## begin Task material

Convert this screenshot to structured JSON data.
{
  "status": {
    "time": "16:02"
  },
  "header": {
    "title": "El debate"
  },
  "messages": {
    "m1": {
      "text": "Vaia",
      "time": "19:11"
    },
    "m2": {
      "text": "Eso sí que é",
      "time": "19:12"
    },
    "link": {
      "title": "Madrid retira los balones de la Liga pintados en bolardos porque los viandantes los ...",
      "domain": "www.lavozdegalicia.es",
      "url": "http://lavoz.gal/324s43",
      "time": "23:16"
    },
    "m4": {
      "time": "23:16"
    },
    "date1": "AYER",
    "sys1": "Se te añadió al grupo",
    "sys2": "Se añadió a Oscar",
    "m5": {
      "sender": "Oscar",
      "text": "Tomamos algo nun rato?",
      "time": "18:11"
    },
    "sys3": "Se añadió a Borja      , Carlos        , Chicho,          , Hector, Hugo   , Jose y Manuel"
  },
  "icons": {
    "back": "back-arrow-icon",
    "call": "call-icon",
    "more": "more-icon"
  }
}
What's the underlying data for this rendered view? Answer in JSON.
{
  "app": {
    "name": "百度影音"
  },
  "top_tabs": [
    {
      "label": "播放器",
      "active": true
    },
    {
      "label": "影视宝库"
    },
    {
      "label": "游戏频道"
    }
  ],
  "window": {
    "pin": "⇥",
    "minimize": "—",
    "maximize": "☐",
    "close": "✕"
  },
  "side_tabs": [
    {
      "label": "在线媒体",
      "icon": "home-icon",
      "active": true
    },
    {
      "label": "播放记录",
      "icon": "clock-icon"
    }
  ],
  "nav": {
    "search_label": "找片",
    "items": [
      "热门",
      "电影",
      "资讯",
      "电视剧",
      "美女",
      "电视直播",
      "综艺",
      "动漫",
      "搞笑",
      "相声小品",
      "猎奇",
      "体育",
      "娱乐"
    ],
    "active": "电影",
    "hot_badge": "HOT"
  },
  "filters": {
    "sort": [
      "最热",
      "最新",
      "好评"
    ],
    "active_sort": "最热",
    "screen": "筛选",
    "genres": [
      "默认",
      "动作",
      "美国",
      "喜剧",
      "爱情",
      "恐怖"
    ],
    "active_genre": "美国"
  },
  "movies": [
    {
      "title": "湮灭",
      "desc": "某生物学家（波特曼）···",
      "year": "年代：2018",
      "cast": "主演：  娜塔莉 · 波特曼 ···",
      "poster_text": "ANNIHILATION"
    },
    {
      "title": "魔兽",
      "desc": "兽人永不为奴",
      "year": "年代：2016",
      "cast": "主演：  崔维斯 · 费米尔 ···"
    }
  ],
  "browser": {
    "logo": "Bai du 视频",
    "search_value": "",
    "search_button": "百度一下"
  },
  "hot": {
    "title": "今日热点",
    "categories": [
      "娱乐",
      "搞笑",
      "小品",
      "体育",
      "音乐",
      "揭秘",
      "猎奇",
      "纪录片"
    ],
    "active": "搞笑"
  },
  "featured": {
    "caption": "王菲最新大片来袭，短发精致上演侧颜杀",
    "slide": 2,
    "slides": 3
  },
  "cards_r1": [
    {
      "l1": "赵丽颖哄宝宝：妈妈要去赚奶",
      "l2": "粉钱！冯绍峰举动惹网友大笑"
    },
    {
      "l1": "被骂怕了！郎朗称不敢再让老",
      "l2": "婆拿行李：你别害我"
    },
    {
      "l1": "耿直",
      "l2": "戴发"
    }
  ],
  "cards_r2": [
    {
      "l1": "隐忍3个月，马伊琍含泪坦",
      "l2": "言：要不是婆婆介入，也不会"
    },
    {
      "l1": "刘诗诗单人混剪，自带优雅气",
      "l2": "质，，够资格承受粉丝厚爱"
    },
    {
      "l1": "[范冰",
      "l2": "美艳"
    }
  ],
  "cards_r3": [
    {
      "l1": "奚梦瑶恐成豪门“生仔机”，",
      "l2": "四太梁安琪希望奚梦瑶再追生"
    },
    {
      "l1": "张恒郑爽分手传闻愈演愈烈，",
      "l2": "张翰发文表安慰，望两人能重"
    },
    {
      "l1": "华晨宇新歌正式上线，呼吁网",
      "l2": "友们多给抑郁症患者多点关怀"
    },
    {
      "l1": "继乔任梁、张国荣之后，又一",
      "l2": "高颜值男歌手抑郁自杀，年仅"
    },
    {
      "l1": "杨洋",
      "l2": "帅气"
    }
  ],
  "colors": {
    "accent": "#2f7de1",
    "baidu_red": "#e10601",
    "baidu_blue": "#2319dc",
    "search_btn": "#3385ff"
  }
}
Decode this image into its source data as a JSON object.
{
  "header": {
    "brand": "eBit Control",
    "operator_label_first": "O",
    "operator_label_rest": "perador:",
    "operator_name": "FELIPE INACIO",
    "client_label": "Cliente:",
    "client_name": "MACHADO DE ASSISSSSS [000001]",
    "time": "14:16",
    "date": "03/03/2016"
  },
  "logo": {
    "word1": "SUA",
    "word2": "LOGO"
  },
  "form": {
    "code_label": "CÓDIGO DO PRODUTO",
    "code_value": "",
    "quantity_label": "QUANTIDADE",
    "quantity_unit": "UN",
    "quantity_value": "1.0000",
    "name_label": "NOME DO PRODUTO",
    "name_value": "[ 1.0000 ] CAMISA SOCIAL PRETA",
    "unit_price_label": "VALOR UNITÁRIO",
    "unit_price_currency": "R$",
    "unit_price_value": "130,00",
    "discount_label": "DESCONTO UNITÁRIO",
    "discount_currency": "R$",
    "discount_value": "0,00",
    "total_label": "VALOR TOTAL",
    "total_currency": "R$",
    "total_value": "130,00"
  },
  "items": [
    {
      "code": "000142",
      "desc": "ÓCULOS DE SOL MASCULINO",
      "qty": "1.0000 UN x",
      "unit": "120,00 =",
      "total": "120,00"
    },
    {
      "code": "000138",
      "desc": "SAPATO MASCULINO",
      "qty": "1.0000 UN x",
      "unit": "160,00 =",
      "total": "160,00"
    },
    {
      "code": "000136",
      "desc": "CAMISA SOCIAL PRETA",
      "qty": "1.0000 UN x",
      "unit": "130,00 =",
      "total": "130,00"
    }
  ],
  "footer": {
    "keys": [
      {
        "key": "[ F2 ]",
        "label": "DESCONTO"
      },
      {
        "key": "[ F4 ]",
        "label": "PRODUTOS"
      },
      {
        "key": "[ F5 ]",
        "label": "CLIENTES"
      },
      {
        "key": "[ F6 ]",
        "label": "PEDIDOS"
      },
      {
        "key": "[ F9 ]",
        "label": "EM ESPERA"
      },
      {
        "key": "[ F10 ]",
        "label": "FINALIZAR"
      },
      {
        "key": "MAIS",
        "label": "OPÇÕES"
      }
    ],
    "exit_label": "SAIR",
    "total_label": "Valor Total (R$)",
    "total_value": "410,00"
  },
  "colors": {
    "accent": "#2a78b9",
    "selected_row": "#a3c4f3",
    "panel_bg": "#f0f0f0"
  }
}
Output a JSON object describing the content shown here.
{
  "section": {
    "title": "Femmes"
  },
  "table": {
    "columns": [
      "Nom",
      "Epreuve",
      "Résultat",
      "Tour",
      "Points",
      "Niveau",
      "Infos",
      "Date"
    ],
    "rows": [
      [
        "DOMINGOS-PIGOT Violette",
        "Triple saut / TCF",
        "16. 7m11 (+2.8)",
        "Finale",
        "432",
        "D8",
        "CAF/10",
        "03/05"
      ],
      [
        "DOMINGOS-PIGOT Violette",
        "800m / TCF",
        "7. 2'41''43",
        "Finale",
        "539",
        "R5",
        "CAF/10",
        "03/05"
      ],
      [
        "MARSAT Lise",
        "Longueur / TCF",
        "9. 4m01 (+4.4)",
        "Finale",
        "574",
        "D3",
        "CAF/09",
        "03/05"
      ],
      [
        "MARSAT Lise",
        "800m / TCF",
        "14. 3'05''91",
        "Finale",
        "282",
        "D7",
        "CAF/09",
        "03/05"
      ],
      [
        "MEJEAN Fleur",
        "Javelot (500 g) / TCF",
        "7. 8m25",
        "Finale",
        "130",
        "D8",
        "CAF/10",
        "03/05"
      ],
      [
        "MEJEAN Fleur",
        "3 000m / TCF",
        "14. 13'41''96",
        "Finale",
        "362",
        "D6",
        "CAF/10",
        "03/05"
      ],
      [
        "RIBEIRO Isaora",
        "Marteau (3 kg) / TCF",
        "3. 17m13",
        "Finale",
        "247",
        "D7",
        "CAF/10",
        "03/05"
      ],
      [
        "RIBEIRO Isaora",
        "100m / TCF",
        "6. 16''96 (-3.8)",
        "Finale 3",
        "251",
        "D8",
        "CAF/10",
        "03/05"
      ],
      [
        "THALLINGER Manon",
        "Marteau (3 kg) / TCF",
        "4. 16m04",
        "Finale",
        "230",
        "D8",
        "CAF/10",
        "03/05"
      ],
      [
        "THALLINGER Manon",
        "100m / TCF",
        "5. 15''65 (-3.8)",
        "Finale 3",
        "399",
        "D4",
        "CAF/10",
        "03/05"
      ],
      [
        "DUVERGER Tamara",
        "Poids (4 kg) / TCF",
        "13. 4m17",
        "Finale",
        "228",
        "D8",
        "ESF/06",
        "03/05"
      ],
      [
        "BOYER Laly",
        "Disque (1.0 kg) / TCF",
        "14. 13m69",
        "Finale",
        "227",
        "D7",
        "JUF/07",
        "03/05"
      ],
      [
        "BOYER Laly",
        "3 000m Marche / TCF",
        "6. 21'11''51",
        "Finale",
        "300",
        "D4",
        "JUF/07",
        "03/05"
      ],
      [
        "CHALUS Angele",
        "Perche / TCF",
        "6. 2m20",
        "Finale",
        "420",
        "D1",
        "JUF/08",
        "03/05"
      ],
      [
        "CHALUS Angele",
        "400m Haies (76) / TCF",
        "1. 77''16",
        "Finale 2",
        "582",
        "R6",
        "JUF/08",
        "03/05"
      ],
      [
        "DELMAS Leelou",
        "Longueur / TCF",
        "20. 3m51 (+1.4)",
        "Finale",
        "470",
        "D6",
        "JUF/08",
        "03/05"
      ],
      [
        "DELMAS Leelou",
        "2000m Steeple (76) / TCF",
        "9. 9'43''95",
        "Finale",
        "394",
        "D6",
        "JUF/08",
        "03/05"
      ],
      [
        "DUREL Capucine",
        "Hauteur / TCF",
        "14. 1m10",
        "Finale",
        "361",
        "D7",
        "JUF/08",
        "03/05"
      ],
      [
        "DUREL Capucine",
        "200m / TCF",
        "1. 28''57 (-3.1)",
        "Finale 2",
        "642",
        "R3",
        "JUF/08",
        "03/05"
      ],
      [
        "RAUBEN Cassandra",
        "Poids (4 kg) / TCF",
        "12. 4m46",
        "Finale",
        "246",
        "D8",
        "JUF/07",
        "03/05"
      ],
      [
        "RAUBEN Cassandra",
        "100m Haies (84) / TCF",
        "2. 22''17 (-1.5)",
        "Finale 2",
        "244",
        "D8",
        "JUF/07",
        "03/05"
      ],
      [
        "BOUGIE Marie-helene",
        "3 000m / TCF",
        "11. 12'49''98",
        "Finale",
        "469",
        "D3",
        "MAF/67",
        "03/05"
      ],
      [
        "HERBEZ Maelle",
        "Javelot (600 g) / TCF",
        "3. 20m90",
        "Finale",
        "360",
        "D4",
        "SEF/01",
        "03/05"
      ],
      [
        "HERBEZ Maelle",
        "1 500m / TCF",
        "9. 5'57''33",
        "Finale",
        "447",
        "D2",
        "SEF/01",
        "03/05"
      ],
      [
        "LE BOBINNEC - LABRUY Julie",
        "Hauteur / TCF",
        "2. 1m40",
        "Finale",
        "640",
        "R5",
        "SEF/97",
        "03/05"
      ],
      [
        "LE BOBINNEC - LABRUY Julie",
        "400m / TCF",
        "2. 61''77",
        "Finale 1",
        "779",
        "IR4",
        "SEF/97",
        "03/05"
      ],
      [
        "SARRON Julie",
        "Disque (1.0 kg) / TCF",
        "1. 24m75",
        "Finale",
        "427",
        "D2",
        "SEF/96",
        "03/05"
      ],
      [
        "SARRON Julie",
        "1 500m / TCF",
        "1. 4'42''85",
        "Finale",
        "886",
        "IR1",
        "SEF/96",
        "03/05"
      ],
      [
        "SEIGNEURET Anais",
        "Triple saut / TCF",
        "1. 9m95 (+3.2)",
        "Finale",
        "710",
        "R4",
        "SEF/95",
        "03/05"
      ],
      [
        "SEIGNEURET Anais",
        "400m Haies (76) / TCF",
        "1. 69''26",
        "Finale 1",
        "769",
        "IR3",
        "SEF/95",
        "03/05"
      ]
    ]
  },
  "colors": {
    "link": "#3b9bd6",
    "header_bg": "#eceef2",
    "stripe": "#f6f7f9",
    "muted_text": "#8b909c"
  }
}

## end Task material

* Required work:
Every line containing the string "this" must be listed.

* Response:
Convert this screenshot to structured JSON data.
What's the underlying data for this rendered view? Answer in JSON.
Decode this image into its source data as a JSON object.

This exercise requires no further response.